WHAT IS EXPECTED — Return every entry exactly.

EXTRACTED DATA —

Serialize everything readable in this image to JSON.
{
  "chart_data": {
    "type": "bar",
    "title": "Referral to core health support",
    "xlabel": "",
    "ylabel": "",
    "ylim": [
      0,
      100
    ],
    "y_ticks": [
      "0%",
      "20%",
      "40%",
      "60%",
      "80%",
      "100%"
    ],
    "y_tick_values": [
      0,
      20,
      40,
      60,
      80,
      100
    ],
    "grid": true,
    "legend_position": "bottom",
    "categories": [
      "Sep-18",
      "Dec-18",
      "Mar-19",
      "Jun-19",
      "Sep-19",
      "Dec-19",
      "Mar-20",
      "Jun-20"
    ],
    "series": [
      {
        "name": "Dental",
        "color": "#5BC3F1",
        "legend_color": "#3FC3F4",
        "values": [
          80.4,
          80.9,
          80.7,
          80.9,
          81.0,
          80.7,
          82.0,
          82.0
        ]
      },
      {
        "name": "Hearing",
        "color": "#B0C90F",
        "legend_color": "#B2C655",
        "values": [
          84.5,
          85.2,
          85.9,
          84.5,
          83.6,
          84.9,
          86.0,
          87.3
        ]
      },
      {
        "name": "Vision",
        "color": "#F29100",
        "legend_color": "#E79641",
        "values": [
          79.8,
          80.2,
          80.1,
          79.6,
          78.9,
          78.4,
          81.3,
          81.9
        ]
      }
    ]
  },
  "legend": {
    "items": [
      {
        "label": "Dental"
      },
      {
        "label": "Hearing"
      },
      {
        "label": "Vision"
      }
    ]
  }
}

RESULT OF THE TASK —
Serialize everything readable in this image to JSON.
{
  "chart_data": {
    "type": "bar",
    "title": "Referral to core health support",
    "xlabel": "",
    "ylabel": "",
    "ylim": [
      0,
      100
    ],
    "y_ticks": [
      "0%",
      "20%",
      "40%",
      "60%",
      "80%",
      "100%"
    ],
    "y_tick_values": [
      0,
      20,
      40,
      60,
      80,
      100
    ],
    "grid": true,
    "legend_position": "bottom",
    "categories": [
      "Sep-18",
      "Dec-18",
      "Mar-19",
      "Jun-19",
      "Sep-19",
      "Dec-19",
      "Mar-20",
      "Jun-20"
    ],
    "series": [
      {
        "name": "Dental",
        "color": "#5BC3F1",
        "legend_color": "#3FC3F4",
        "values": [
          80.4,
          80.9,
          80.7,
          80.9,
          81.0,
          80.7,
          82.0,
          82.0
        ]
      },
      {
        "name": "Hearing",
        "color": "#B0C90F",
        "legend_color": "#B2C655",
        "values": [
          84.5,
          85.2,
          85.9,
          84.5,
          83.6,
          84.9,
          86.0,
          87.3
        ]
      },
      {
        "name": "Vision",
        "color": "#F29100",
        "legend_color": "#E79641",
        "values": [
          79.8,
          80.2,
          80.1,
          79.6,
          78.9,
          78.4,
          81.3,
          81.9
        ]
      }
    ]
  },
  "legend": {
    "items": [
      {
        "label": "Dental"
      },
      {
        "label": "Hearing"
      },
      {
        "label": "Vision"
      }
    ]
  }
}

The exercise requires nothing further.